─── Information shown

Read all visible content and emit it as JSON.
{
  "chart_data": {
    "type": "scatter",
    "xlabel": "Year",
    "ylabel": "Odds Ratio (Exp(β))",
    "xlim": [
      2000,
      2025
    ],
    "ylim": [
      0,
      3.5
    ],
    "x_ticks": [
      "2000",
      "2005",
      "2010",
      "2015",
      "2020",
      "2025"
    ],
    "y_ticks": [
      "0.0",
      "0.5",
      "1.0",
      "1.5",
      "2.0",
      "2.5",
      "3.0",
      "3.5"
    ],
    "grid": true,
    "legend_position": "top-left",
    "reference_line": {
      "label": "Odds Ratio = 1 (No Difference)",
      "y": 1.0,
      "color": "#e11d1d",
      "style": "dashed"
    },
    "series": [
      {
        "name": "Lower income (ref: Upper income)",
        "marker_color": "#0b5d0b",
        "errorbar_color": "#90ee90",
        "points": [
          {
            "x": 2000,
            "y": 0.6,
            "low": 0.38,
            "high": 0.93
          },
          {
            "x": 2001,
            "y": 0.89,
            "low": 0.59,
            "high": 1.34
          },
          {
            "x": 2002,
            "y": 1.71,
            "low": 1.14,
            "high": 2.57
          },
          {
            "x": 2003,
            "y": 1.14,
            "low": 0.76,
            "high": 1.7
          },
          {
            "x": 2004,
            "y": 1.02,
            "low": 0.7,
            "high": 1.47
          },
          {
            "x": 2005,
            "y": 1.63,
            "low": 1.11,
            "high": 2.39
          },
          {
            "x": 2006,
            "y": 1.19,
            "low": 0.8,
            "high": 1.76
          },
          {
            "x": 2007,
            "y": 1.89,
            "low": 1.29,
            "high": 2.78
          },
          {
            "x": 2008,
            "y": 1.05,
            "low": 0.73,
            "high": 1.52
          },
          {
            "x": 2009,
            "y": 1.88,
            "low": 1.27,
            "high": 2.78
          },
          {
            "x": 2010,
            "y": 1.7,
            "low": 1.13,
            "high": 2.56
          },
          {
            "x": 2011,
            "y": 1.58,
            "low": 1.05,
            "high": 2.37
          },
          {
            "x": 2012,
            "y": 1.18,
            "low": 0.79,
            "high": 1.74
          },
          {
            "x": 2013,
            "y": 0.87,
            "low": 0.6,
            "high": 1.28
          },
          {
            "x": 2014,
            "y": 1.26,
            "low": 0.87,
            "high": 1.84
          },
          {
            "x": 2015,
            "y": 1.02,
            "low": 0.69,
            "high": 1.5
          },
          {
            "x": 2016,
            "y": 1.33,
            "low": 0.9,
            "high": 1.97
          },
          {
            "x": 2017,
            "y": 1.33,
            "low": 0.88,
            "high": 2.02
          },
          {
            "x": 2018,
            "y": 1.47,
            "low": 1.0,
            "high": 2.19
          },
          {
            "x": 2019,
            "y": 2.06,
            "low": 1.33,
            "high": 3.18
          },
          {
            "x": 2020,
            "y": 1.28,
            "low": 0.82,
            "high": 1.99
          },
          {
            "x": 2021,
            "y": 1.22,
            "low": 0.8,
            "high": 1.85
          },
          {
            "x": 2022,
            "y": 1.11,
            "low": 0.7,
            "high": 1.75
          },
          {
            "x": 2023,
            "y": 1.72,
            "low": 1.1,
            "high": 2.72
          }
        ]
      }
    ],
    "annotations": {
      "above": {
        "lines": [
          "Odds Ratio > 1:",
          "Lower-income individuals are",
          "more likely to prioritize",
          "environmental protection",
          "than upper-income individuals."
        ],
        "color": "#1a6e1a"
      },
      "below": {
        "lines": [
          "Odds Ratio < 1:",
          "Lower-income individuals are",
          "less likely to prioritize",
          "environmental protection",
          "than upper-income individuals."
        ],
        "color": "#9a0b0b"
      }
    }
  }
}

──────

All of the entries above need to be reproduced exactly.

* _Response_
Read all visible content and emit it as JSON.
{
  "chart_data": {
    "type": "scatter",
    "xlabel": "Year",
    "ylabel": "Odds Ratio (Exp(β))",
    "xlim": [
      2000,
      2025
    ],
    "ylim": [
      0,
      3.5
    ],
    "x_ticks": [
      "2000",
      "2005",
      "2010",
      "2015",
      "2020",
      "2025"
    ],
    "y_ticks": [
      "0.0",
      "0.5",
      "1.0",
      "1.5",
      "2.0",
      "2.5",
      "3.0",
      "3.5"
    ],
    "grid": true,
    "legend_position": "top-left",
    "reference_line": {
      "label": "Odds Ratio = 1 (No Difference)",
      "y": 1.0,
      "color": "#e11d1d",
      "style": "dashed"
    },
    "series": [
      {
        "name": "Lower income (ref: Upper income)",
        "marker_color": "#0b5d0b",
        "errorbar_color": "#90ee90",
        "points": [
          {
            "x": 2000,
            "y": 0.6,
            "low": 0.38,
            "high": 0.93
          },
          {
            "x": 2001,
            "y": 0.89,
            "low": 0.59,
            "high": 1.34
          },
          {
            "x": 2002,
            "y": 1.71,
            "low": 1.14,
            "high": 2.57
          },
          {
            "x": 2003,
            "y": 1.14,
            "low": 0.76,
            "high": 1.7
          },
          {
            "x": 2004,
            "y": 1.02,
            "low": 0.7,
            "high": 1.47
          },
          {
            "x": 2005,
            "y": 1.63,
            "low": 1.11,
            "high": 2.39
          },
          {
            "x": 2006,
            "y": 1.19,
            "low": 0.8,
            "high": 1.76
          },
          {
            "x": 2007,
            "y": 1.89,
            "low": 1.29,
            "high": 2.78
          },
          {
            "x": 2008,
            "y": 1.05,
            "low": 0.73,
            "high": 1.52
          },
          {
            "x": 2009,
            "y": 1.88,
            "low": 1.27,
            "high": 2.78
          },
          {
            "x": 2010,
            "y": 1.7,
            "low": 1.13,
            "high": 2.56
          },
          {
            "x": 2011,
            "y": 1.58,
            "low": 1.05,
            "high": 2.37
          },
          {
            "x": 2012,
            "y": 1.18,
            "low": 0.79,
            "high": 1.74
          },
          {
            "x": 2013,
            "y": 0.87,
            "low": 0.6,
            "high": 1.28
          },
          {
            "x": 2014,
            "y": 1.26,
            "low": 0.87,
            "high": 1.84
          },
          {
            "x": 2015,
            "y": 1.02,
            "low": 0.69,
            "high": 1.5
          },
          {
            "x": 2016,
            "y": 1.33,
            "low": 0.9,
            "high": 1.97
          },
          {
            "x": 2017,
            "y": 1.33,
            "low": 0.88,
            "high": 2.02
          },
          {
            "x": 2018,
            "y": 1.47,
            "low": 1.0,
            "high": 2.19
          },
          {
            "x": 2019,
            "y": 2.06,
            "low": 1.33,
            "high": 3.18
          },
          {
            "x": 2020,
            "y": 1.28,
            "low": 0.82,
            "high": 1.99
          },
          {
            "x": 2021,
            "y": 1.22,
            "low": 0.8,
            "high": 1.85
          },
          {
            "x": 2022,
            "y": 1.11,
            "low": 0.7,
            "high": 1.75
          },
          {
            "x": 2023,
            "y": 1.72,
            "low": 1.1,
            "high": 2.72
          }
        ]
      }
    ],
    "annotations": {
      "above": {
        "lines": [
          "Odds Ratio > 1:",
          "Lower-income individuals are",
          "more likely to prioritize",
          "environmental protection",
          "than upper-income individuals."
        ],
        "color": "#1a6e1a"
      },
      "below": {
        "lines": [
          "Odds Ratio < 1:",
          "Lower-income individuals are",
          "less likely to prioritize",
          "environmental protection",
          "than upper-income individuals."
        ],
        "color": "#9a0b0b"
      }
    }
  }
}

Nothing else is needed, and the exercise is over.